┌──

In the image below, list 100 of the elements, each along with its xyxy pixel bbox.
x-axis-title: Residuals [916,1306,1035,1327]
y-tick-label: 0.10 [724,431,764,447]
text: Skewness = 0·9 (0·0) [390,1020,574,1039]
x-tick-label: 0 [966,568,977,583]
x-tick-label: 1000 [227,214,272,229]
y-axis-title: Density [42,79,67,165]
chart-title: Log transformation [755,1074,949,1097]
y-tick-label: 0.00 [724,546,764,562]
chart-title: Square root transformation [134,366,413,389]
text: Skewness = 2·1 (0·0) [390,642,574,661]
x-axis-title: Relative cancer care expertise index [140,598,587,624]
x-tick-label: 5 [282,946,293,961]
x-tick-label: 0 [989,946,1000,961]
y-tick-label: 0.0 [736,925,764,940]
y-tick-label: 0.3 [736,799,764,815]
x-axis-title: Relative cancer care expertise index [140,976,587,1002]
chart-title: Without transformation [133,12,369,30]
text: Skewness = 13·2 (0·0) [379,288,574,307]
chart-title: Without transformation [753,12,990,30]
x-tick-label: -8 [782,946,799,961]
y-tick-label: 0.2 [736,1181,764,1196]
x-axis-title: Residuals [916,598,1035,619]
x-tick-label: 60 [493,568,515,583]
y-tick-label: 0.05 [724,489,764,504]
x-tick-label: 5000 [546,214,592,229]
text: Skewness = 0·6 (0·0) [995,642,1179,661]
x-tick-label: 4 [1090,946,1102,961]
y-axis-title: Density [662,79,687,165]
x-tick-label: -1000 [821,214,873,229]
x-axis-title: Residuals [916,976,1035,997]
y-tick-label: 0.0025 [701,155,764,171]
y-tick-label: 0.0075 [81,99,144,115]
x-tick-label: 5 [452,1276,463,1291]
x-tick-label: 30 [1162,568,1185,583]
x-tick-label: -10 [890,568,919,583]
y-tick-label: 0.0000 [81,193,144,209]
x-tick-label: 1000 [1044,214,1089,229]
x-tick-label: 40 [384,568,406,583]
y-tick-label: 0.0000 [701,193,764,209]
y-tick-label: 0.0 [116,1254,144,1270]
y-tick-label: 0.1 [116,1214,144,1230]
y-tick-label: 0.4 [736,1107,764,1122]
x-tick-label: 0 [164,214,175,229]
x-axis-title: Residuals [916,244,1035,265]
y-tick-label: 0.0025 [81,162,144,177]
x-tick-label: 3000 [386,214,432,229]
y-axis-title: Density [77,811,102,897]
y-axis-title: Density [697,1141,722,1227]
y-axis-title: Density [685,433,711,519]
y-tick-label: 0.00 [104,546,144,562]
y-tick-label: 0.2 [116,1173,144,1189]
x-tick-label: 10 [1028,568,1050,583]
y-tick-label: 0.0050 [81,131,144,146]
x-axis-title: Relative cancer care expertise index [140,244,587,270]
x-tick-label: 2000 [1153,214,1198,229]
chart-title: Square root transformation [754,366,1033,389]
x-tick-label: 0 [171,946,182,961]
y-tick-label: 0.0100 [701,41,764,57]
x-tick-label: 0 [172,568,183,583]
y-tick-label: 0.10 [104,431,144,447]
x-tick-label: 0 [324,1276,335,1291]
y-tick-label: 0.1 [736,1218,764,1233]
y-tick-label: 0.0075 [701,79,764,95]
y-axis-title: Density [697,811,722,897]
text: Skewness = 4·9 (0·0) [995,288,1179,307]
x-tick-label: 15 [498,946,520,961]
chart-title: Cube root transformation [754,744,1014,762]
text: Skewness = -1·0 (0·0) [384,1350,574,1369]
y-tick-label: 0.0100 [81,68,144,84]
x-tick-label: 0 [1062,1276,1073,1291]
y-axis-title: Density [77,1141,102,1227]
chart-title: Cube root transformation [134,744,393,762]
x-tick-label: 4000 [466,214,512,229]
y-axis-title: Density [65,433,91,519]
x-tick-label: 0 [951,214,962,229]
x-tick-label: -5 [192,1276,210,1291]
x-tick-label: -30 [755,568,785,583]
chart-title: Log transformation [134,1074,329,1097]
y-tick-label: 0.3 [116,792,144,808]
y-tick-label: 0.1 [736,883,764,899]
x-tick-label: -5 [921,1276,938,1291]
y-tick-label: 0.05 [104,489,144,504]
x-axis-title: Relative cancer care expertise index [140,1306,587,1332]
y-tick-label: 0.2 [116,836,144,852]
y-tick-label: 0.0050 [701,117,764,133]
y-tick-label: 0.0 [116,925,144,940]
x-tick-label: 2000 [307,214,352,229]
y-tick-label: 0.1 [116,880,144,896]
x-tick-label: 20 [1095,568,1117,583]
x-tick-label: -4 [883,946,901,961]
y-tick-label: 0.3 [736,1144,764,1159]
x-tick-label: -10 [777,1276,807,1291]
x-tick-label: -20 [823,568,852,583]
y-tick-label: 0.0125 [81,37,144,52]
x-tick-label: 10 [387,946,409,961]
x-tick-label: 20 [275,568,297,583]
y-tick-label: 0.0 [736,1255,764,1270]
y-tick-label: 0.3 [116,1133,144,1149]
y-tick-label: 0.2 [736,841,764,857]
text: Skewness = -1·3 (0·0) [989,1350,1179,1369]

└──

## Task instructions
Put every line from the rows above into a single numbered list, leaving out any blank lines.

## Written solution
1. In the image below, list 100 of the elements, each along with its xyxy pixel bbox.
2. x-axis-title: Residuals [916,1306,1035,1327]
3. y-tick-label: 0.10 [724,431,764,447]
4. text: Skewness = 0·9 (0·0) [390,1020,574,1039]
5. x-tick-label: 0 [966,568,977,583]
6. x-tick-label: 1000 [227,214,272,229]
7. y-axis-title: Density [42,79,67,165]
8. chart-title: Log transformation [755,1074,949,1097]
9. y-tick-label: 0.00 [724,546,764,562]
10. chart-title: Square root transformation [134,366,413,389]
11. text: Skewness = 2·1 (0·0) [390,642,574,661]
12. x-axis-title: Relative cancer care expertise index [140,598,587,624]
13. x-tick-label: 5 [282,946,293,961]
14. x-tick-label: 0 [989,946,1000,961]
15. y-tick-label: 0.0 [736,925,764,940]
16. y-tick-label: 0.3 [736,799,764,815]
17. x-axis-title: Relative cancer care expertise index [140,976,587,1002]
18. chart-title: Without transformation [133,12,369,30]
19. text: Skewness = 13·2 (0·0) [379,288,574,307]
20. chart-title: Without transformation [753,12,990,30]
21. x-tick-label: -8 [782,946,799,961]
22. y-tick-label: 0.2 [736,1181,764,1196]
23. x-axis-title: Residuals [916,598,1035,619]
24. x-tick-label: 60 [493,568,515,583]
25. y-tick-label: 0.05 [724,489,764,504]
26. x-tick-label: 5000 [546,214,592,229]
27. text: Skewness = 0·6 (0·0) [995,642,1179,661]
28. x-tick-label: 4 [1090,946,1102,961]
29. y-axis-title: Density [662,79,687,165]
30. x-tick-label: -1000 [821,214,873,229]
31. x-axis-title: Residuals [916,976,1035,997]
32. y-tick-label: 0.0025 [701,155,764,171]
33. y-tick-label: 0.0075 [81,99,144,115]
34. x-tick-label: 5 [452,1276,463,1291]
35. x-tick-label: 30 [1162,568,1185,583]
36. x-tick-label: -10 [890,568,919,583]
37. y-tick-label: 0.0000 [81,193,144,209]
38. x-tick-label: 1000 [1044,214,1089,229]
39. x-tick-label: 40 [384,568,406,583]
40. y-tick-label: 0.0000 [701,193,764,209]
41. y-tick-label: 0.0 [116,1254,144,1270]
42. y-tick-label: 0.1 [116,1214,144,1230]
43. y-tick-label: 0.4 [736,1107,764,1122]
44. x-tick-label: 0 [164,214,175,229]
45. x-axis-title: Residuals [916,244,1035,265]
46. y-tick-label: 0.0025 [81,162,144,177]
47. x-tick-label: 3000 [386,214,432,229]
48. y-axis-title: Density [77,811,102,897]
49. y-axis-title: Density [697,1141,722,1227]
50. y-axis-title: Density [685,433,711,519]
51. y-tick-label: 0.00 [104,546,144,562]
52. y-tick-label: 0.2 [116,1173,144,1189]
53. x-tick-label: 10 [1028,568,1050,583]
54. y-tick-label: 0.0050 [81,131,144,146]
55. x-axis-title: Relative cancer care expertise index [140,244,587,270]
56. x-tick-label: 2000 [1153,214,1198,229]
57. chart-title: Square root transformation [754,366,1033,389]
58. x-tick-label: 0 [171,946,182,961]
59. y-tick-label: 0.0100 [701,41,764,57]
60. x-tick-label: 0 [172,568,183,583]
61. y-tick-label: 0.10 [104,431,144,447]
62. x-tick-label: 0 [324,1276,335,1291]
63. y-tick-label: 0.1 [736,1218,764,1233]
64. y-tick-label: 0.0075 [701,79,764,95]
65. y-axis-title: Density [697,811,722,897]
66. text: Skewness = 4·9 (0·0) [995,288,1179,307]
67. x-tick-label: 15 [498,946,520,961]
68. chart-title: Cube root transformation [754,744,1014,762]
69. text: Skewness = -1·0 (0·0) [384,1350,574,1369]
70. y-tick-label: 0.0100 [81,68,144,84]
71. x-tick-label: 0 [1062,1276,1073,1291]
72. y-axis-title: Density [77,1141,102,1227]
73. chart-title: Cube root transformation [134,744,393,762]
74. x-tick-label: 4000 [466,214,512,229]
75. y-axis-title: Density [65,433,91,519]
76. x-tick-label: 0 [951,214,962,229]
77. x-tick-label: -5 [192,1276,210,1291]
78. x-tick-label: -30 [755,568,785,583]
79. chart-title: Log transformation [134,1074,329,1097]
80. y-tick-label: 0.3 [116,792,144,808]
81. y-tick-label: 0.1 [736,883,764,899]
82. x-tick-label: -5 [921,1276,938,1291]
83. y-tick-label: 0.05 [104,489,144,504]
84. x-axis-title: Relative cancer care expertise index [140,1306,587,1332]
85. y-tick-label: 0.2 [116,836,144,852]
86. y-tick-label: 0.0050 [701,117,764,133]
87. y-tick-label: 0.0 [116,925,144,940]
88. x-tick-label: 2000 [307,214,352,229]
89. y-tick-label: 0.1 [116,880,144,896]
90. x-tick-label: 20 [1095,568,1117,583]
91. x-tick-label: -4 [883,946,901,961]
92. y-tick-label: 0.3 [736,1144,764,1159]
93. x-tick-label: -10 [777,1276,807,1291]
94. x-tick-label: -20 [823,568,852,583]
95. y-tick-label: 0.0125 [81,37,144,52]
96. x-tick-label: 10 [387,946,409,961]
97. x-tick-label: 20 [275,568,297,583]
98. y-tick-label: 0.0 [736,1255,764,1270]
99. y-tick-label: 0.3 [116,1133,144,1149]
100. y-tick-label: 0.2 [736,841,764,857]
101. text: Skewness = -1·3 (0·0) [989,1350,1179,1369]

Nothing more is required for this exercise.